• Required task
Below are some entries. Copy each line that holds the string "Dave".

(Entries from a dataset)

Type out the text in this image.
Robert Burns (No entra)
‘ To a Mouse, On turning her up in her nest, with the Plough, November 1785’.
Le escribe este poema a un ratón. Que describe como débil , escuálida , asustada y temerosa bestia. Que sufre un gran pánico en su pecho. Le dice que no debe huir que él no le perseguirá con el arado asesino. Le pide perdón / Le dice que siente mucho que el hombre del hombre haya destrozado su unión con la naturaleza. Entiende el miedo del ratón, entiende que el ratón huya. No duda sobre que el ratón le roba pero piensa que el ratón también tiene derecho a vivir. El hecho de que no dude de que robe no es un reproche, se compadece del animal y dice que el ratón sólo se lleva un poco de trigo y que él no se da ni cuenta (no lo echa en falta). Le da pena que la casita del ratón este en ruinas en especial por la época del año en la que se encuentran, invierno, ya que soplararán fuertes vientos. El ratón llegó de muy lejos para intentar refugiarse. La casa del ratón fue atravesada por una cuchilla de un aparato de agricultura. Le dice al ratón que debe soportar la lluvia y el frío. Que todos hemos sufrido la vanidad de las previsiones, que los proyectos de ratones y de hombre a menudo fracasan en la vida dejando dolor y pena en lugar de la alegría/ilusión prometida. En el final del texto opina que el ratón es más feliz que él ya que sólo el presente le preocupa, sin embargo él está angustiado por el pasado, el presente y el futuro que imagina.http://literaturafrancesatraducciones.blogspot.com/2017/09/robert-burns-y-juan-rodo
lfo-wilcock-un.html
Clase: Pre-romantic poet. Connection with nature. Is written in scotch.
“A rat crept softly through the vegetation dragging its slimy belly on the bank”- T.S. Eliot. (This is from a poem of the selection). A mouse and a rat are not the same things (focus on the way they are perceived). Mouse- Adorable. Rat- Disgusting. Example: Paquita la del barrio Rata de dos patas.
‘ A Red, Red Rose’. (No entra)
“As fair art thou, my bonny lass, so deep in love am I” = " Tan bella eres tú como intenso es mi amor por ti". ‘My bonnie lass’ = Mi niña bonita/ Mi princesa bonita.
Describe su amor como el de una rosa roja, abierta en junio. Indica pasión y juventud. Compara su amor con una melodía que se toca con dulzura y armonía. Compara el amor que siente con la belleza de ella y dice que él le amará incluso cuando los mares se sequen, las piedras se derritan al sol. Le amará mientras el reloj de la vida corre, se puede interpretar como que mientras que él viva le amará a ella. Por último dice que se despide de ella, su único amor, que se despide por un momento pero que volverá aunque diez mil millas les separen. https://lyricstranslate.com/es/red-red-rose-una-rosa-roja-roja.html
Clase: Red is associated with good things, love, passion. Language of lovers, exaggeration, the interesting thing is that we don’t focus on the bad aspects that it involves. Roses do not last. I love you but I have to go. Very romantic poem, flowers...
...
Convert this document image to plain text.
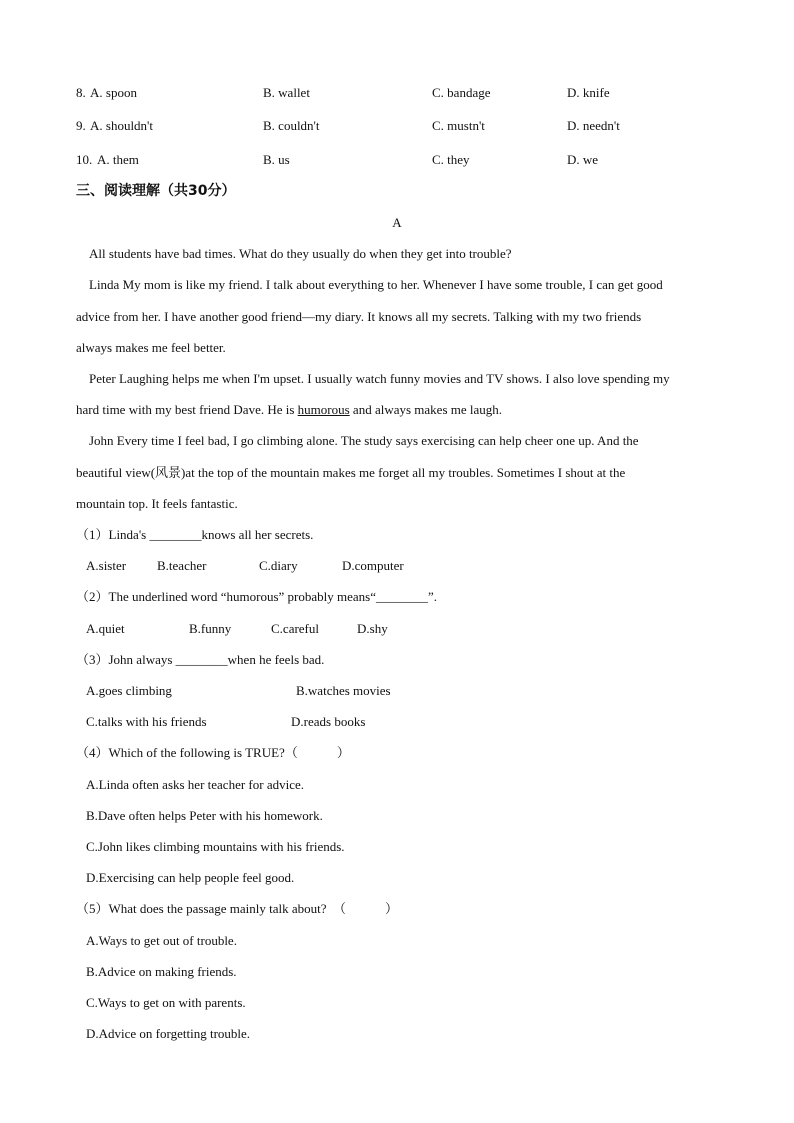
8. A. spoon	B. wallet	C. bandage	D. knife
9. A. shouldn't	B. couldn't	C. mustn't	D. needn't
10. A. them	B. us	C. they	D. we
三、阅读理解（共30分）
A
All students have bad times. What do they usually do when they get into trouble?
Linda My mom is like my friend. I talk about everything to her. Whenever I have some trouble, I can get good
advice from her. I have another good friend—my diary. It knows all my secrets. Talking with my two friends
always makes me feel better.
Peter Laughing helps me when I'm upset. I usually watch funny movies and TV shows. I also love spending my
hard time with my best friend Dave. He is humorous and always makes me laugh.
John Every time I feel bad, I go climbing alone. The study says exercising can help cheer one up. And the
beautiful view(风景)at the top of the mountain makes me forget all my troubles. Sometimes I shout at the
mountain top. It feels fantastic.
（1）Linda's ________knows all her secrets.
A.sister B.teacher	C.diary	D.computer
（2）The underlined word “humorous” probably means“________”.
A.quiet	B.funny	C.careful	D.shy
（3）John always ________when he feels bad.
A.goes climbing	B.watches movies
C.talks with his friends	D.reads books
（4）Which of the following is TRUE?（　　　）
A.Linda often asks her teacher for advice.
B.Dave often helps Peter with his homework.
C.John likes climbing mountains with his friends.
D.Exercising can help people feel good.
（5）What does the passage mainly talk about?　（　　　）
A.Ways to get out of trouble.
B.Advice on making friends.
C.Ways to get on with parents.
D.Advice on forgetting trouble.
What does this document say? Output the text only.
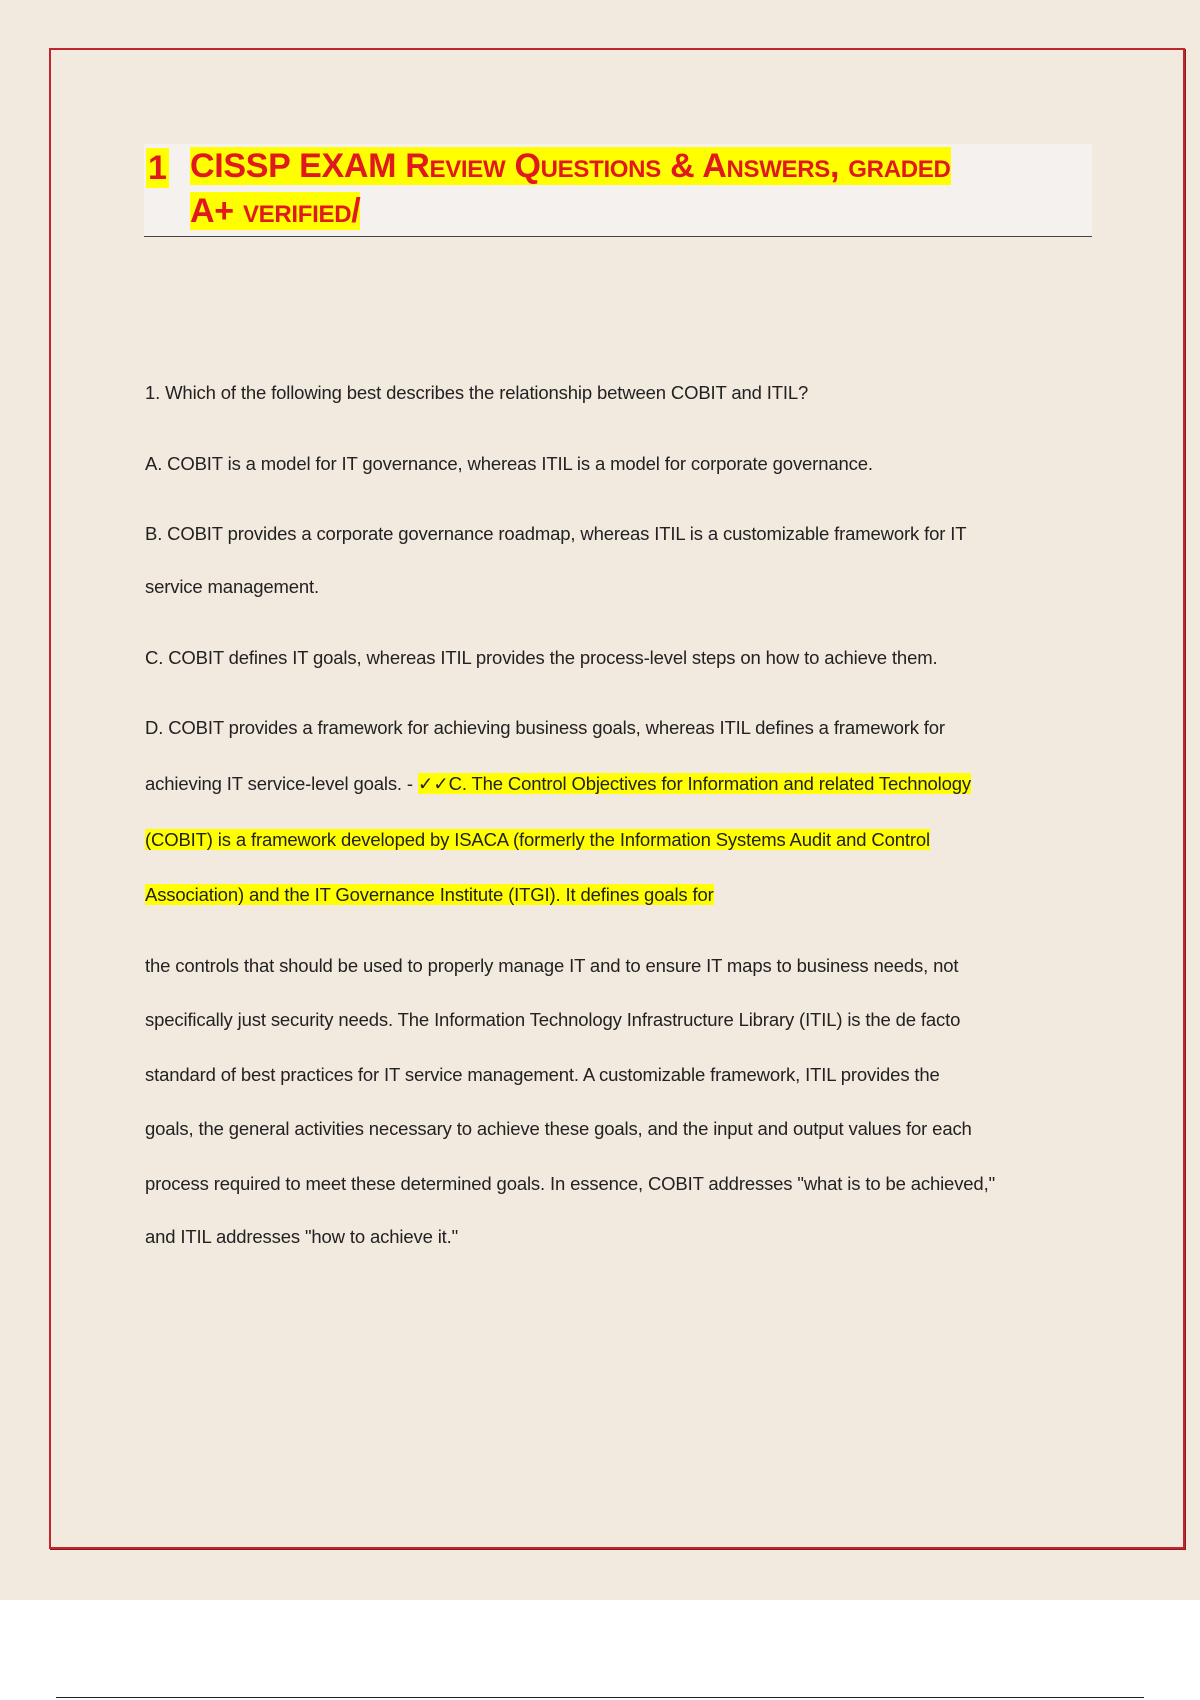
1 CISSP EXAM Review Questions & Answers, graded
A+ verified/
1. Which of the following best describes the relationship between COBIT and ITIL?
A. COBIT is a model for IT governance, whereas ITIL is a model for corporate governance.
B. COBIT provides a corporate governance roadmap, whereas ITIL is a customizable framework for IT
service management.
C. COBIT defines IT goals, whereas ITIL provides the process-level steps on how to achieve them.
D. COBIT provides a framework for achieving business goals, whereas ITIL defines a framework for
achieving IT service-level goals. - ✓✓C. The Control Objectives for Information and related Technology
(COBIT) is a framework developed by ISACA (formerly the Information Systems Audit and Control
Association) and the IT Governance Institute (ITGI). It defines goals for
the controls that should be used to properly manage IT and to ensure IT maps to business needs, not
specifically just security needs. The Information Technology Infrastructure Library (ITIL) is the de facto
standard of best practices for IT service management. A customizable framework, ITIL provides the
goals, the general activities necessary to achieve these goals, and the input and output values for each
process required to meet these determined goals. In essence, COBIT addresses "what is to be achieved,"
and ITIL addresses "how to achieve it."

• Output
hard time with my best friend Dave. He is humorous and always makes me laugh.
B.Dave often helps Peter with his homework.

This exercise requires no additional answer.